Stated exercise: Each line containing the word "uppercase" needs to be copied.

Stored data:

===

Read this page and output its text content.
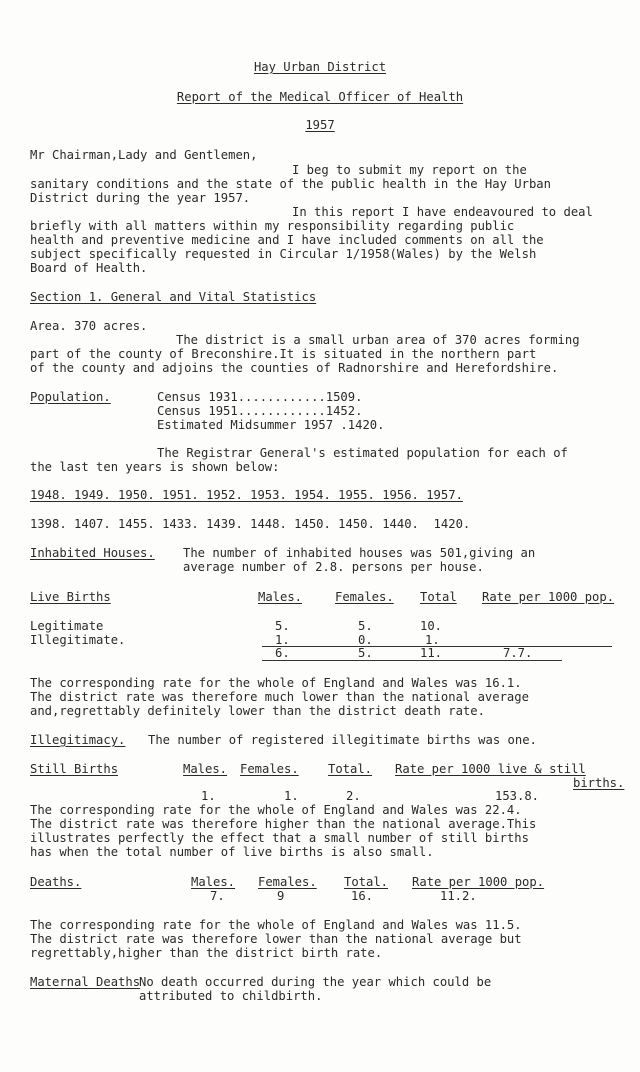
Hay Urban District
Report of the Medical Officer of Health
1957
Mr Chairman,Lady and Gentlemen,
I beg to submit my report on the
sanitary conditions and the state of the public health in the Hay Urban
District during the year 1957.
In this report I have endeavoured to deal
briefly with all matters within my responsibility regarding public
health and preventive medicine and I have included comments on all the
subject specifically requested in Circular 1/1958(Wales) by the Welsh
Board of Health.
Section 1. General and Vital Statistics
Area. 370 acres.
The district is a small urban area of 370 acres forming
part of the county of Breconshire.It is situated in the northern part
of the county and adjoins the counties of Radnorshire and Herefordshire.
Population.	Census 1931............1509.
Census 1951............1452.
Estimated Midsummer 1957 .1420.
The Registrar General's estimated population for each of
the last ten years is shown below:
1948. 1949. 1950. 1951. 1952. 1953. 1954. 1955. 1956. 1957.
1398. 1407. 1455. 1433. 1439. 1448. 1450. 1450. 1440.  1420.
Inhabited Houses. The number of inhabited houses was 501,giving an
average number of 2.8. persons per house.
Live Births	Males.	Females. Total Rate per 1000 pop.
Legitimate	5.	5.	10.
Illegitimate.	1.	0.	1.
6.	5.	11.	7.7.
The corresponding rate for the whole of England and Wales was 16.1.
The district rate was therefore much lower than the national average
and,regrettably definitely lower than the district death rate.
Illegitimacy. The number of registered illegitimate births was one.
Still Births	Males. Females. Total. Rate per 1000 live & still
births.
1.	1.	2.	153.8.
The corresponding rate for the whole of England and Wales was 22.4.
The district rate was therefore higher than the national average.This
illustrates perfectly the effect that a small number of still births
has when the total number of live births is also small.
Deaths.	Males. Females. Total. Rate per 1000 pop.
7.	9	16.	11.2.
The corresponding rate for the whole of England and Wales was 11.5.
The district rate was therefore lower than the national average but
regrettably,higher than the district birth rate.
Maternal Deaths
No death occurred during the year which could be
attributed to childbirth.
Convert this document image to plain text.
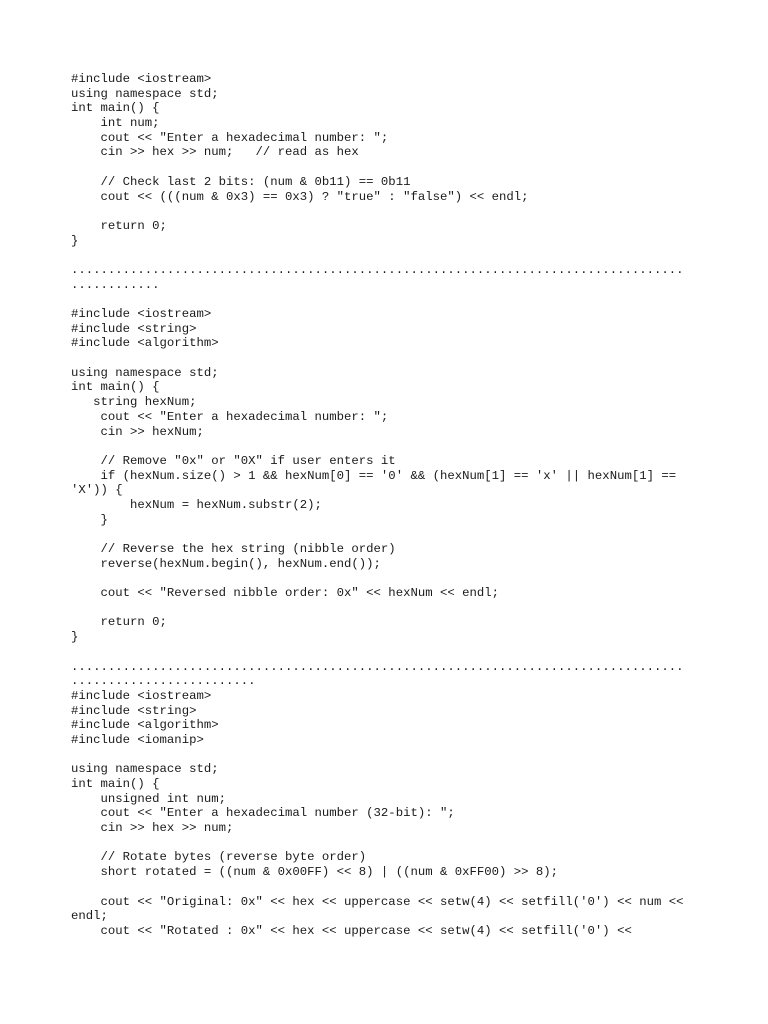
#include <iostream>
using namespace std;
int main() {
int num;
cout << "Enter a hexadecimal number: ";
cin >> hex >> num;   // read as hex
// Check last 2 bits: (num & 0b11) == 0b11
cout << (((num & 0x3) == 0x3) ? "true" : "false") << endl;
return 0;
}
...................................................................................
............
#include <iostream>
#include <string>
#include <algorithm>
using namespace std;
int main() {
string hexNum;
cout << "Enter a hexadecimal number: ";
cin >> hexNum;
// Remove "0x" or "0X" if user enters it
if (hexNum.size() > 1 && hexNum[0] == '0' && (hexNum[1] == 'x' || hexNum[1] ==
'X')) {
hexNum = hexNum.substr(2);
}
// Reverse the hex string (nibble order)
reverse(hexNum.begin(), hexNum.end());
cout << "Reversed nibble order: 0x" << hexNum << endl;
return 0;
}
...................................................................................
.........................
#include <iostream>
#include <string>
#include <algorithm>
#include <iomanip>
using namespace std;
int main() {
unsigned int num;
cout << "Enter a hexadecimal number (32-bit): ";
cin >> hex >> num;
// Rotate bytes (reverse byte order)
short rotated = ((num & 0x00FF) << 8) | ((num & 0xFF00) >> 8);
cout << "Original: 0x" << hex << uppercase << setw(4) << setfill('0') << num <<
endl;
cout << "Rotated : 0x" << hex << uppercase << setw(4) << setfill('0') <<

===

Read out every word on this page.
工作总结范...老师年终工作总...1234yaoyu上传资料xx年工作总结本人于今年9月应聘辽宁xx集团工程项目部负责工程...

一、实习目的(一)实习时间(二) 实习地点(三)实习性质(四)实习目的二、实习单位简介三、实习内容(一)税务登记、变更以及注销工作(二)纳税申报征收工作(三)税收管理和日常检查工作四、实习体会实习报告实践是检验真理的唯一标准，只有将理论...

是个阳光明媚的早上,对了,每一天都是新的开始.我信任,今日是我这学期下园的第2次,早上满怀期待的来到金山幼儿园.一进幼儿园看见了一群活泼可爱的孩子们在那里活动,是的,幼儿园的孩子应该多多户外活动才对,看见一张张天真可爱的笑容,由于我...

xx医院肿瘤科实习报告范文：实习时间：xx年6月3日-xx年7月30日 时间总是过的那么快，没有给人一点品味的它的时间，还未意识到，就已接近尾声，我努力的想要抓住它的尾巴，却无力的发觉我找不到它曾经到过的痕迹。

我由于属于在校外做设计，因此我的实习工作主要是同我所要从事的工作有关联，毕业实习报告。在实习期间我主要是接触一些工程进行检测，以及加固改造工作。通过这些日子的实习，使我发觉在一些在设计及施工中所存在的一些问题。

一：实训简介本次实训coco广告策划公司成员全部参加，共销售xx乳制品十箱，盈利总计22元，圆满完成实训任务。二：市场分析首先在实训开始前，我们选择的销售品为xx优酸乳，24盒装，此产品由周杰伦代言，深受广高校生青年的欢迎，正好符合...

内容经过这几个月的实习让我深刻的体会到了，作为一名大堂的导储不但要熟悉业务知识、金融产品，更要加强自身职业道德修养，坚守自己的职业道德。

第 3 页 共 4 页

===

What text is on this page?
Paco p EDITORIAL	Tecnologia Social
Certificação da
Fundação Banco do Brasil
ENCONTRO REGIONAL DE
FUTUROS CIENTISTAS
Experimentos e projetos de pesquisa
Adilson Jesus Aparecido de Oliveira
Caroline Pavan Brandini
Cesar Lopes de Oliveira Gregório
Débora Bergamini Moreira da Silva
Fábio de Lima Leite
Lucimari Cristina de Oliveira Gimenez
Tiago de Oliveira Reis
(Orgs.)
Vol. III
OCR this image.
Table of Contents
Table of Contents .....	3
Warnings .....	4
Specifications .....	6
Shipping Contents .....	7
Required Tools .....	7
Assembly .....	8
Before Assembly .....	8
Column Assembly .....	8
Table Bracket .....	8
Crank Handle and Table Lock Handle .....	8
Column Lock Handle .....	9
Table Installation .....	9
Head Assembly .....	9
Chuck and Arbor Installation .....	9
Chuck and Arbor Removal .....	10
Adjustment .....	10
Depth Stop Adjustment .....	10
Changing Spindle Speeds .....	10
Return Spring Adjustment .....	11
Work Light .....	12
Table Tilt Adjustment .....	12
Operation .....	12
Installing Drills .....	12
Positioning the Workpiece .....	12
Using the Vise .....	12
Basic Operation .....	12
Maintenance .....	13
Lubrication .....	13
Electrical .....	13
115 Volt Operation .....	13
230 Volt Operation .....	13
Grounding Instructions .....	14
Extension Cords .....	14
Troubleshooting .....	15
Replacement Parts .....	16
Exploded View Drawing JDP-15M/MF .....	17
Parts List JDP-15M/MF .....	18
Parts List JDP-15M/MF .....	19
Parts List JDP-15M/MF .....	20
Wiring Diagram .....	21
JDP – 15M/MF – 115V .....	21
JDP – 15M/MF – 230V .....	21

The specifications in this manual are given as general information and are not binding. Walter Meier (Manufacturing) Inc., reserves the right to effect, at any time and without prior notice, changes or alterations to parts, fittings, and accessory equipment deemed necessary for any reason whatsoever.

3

===

Response for this exercise:
cout << "Original: 0x" << hex << uppercase << setw(4) << setfill('0') << num <<
cout << "Rotated : 0x" << hex << uppercase << setw(4) << setfill('0') <<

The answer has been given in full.